:: GOAL OF THE EXERCISE ::
Select all lines in the records that include "physique".

┌──

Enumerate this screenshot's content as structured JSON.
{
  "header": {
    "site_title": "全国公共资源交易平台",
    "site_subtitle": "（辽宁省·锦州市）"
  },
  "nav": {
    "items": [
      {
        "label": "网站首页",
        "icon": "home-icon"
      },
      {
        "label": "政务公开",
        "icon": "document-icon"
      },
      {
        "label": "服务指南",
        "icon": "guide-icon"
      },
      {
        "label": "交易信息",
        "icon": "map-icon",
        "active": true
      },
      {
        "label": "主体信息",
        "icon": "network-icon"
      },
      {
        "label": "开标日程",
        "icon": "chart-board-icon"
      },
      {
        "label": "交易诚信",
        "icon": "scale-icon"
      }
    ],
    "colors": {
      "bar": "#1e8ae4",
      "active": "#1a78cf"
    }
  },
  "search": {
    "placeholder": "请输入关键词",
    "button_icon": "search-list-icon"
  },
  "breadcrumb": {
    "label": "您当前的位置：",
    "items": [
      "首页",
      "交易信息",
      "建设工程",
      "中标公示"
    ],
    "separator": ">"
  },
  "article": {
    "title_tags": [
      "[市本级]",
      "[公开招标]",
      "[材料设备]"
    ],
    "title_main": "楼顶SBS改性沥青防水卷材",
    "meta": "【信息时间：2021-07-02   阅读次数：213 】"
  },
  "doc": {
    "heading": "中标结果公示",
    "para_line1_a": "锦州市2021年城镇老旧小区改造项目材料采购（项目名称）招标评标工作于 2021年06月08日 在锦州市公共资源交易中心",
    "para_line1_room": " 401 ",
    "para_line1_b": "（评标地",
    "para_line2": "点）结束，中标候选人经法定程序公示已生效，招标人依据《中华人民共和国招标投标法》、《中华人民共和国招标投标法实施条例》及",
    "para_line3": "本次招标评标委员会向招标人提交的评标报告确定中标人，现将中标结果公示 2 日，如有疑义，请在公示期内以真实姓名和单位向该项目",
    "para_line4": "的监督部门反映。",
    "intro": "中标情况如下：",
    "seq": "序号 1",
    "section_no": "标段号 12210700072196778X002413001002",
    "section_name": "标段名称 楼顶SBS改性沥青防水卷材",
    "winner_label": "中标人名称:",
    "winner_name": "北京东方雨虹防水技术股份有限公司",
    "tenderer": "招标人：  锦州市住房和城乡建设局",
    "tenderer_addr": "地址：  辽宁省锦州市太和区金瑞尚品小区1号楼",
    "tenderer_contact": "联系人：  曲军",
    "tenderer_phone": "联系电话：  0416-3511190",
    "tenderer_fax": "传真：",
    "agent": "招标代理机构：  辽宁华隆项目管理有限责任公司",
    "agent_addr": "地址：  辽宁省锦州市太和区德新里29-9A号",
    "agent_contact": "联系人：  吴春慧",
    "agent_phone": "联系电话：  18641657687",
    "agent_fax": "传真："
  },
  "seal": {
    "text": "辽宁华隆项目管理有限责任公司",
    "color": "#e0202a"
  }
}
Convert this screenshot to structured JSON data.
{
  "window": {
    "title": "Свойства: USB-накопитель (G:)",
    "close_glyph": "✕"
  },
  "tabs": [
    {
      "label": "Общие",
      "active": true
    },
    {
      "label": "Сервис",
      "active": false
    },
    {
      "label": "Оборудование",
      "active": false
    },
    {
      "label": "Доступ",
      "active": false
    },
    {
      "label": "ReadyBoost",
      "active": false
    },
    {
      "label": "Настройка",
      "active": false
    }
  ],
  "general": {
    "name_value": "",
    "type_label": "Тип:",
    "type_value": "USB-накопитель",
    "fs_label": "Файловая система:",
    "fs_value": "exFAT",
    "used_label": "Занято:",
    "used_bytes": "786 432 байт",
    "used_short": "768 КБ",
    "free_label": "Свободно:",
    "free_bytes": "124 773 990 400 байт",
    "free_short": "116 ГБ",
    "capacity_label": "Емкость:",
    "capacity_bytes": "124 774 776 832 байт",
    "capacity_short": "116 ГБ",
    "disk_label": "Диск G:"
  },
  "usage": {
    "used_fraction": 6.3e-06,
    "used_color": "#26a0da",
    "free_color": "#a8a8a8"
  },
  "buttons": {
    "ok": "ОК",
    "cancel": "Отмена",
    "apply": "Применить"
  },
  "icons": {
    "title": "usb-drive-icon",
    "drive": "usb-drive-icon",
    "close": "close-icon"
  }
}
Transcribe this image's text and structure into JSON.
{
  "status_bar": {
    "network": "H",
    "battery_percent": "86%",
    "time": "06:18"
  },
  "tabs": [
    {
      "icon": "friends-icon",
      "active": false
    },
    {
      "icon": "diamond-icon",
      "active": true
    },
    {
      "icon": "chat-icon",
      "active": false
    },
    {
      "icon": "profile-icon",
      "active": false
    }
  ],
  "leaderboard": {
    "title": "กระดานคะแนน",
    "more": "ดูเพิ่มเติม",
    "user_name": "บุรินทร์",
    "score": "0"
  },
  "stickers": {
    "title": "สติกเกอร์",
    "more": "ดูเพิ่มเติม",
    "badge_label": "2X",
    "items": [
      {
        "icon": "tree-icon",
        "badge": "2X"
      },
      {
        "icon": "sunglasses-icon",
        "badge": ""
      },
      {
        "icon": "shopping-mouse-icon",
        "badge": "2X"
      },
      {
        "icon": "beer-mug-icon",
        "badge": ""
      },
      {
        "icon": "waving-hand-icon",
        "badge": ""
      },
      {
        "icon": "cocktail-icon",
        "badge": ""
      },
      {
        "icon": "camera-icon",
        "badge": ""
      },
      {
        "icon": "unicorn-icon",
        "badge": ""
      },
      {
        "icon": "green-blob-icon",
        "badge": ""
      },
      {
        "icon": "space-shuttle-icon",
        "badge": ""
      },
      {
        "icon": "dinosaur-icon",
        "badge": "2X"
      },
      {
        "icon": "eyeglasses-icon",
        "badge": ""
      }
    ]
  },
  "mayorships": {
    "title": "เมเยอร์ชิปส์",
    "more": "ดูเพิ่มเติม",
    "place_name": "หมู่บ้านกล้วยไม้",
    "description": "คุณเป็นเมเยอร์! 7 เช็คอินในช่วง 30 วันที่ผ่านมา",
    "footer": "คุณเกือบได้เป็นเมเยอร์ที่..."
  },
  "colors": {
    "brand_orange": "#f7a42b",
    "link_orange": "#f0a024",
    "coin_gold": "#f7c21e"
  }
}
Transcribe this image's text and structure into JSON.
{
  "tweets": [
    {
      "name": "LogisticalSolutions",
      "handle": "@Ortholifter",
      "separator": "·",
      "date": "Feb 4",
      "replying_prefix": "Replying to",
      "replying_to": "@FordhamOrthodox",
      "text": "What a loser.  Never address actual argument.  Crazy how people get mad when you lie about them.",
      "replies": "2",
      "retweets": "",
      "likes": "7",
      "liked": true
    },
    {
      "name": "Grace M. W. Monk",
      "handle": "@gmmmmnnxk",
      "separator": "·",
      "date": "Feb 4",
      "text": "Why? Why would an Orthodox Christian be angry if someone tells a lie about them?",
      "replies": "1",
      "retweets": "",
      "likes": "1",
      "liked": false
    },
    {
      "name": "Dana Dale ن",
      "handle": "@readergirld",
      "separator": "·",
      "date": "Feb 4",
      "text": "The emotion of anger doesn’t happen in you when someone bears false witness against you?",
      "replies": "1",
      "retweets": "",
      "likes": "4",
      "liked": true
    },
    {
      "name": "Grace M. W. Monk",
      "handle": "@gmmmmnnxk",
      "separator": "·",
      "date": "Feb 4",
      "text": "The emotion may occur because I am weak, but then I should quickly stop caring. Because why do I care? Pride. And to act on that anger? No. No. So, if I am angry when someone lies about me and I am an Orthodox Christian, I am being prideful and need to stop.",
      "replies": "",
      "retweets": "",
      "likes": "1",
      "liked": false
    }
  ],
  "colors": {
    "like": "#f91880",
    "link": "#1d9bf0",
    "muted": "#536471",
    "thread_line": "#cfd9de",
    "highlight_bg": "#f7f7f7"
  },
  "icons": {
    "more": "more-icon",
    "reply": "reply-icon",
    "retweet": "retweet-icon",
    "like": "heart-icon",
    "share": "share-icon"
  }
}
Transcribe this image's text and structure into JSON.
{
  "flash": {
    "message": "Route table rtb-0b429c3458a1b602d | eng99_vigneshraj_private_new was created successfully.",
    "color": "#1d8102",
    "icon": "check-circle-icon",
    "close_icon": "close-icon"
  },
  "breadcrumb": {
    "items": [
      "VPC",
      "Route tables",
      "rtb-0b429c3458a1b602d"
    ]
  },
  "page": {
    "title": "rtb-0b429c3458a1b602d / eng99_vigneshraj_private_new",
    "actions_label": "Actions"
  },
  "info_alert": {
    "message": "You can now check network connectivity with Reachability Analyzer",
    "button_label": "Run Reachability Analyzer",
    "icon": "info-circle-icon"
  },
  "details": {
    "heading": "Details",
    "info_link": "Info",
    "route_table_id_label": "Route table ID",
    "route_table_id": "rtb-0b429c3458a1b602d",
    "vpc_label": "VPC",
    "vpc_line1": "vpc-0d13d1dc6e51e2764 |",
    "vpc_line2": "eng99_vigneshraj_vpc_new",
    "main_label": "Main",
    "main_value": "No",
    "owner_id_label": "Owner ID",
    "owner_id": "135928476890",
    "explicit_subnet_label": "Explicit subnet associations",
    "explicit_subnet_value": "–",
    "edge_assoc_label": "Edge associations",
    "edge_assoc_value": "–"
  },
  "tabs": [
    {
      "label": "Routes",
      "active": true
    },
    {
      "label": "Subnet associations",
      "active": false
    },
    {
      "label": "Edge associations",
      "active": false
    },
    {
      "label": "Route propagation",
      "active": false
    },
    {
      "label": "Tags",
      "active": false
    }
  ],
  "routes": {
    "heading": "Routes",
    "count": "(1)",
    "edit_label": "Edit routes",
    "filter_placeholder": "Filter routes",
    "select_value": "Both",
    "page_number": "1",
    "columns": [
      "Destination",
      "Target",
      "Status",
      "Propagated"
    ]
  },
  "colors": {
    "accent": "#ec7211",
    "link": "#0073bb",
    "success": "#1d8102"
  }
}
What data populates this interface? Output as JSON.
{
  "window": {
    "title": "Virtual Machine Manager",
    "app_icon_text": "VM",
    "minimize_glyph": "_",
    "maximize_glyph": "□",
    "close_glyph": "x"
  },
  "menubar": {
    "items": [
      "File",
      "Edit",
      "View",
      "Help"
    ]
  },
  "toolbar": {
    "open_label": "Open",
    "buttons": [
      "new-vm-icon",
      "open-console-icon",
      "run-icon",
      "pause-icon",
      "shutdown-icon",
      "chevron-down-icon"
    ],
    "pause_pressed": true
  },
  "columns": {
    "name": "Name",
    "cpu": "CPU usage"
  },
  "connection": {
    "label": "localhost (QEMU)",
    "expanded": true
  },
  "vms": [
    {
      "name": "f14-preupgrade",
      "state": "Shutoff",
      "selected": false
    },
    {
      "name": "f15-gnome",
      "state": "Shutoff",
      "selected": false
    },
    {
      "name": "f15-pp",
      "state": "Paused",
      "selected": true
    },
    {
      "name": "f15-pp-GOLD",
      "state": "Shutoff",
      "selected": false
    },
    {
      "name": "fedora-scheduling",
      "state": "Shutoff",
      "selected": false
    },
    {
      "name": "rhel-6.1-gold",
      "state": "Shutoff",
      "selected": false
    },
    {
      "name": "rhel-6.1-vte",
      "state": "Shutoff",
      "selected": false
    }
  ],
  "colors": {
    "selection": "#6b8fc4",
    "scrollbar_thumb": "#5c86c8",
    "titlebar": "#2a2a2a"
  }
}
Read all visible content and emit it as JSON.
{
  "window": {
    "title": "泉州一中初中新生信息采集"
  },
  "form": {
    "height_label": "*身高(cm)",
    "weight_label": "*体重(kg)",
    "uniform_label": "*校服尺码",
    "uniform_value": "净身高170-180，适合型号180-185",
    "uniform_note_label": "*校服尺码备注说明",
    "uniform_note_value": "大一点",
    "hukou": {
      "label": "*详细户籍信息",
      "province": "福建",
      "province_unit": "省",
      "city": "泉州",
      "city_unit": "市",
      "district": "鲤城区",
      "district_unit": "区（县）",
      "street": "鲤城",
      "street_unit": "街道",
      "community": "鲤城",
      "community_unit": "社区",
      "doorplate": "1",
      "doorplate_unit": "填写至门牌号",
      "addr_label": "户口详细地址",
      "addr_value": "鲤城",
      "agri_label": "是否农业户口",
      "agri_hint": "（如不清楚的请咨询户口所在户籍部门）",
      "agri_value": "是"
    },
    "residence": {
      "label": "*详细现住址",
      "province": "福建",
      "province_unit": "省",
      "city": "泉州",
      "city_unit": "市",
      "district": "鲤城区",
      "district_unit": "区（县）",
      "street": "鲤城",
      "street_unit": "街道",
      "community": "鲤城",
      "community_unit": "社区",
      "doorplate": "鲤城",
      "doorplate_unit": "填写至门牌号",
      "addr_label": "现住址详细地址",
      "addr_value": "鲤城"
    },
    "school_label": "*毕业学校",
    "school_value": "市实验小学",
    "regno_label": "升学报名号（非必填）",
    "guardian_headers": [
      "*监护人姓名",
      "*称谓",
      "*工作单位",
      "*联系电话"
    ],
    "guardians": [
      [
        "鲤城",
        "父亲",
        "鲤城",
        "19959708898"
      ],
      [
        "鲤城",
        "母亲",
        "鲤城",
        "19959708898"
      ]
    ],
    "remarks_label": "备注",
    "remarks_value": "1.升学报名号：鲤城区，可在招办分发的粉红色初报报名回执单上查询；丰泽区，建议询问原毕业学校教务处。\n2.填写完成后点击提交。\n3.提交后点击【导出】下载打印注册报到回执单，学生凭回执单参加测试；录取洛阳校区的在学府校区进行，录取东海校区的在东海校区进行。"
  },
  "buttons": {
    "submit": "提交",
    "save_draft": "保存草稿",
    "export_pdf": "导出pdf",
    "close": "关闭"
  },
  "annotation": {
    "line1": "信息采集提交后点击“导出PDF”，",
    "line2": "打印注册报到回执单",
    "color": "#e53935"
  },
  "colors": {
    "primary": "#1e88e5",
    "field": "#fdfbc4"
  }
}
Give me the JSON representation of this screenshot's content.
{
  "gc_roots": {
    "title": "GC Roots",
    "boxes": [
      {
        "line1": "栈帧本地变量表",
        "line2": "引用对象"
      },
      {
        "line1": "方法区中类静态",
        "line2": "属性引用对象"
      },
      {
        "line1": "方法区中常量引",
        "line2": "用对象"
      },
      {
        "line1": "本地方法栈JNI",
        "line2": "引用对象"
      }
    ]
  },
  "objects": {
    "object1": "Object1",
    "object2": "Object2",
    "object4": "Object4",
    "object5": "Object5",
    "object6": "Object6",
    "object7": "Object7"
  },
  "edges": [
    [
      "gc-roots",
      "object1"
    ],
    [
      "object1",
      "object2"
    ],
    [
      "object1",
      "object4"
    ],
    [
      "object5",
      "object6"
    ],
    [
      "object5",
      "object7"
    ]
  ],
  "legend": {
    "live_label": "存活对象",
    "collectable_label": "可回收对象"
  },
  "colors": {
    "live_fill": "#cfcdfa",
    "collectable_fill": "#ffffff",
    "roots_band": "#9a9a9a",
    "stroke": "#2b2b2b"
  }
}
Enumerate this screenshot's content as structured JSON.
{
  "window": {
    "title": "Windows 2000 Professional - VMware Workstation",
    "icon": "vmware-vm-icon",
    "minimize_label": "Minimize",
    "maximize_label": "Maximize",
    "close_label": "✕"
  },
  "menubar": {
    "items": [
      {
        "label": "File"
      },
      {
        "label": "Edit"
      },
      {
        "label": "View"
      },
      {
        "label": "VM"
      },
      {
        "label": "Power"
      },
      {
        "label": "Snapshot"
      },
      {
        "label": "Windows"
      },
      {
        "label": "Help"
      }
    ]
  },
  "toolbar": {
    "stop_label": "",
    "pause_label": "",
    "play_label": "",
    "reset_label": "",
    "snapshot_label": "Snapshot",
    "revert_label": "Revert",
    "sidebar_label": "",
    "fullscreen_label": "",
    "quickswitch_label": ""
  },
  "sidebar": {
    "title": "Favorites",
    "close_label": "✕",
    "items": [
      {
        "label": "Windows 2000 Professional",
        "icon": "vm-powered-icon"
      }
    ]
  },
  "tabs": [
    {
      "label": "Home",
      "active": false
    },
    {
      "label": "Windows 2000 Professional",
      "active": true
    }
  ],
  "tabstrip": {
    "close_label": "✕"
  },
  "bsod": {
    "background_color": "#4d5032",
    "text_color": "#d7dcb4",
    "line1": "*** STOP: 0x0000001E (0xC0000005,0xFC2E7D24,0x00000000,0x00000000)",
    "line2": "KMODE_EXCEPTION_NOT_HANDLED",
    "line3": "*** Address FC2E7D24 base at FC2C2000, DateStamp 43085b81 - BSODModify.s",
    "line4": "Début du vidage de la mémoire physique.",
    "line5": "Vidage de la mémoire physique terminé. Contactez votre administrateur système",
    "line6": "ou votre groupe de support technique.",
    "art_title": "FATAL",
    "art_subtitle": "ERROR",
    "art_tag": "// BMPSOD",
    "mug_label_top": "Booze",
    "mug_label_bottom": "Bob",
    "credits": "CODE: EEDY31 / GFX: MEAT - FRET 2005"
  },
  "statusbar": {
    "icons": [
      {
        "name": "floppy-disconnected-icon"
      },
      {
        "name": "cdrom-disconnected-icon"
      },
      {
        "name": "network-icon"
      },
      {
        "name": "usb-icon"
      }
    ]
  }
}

└──

:: COMPLETED EXERCISE ::
    "line4": "Début du vidage de la mémoire physique.",
    "line5": "Vidage de la mémoire physique terminé. Contactez votre administrateur système",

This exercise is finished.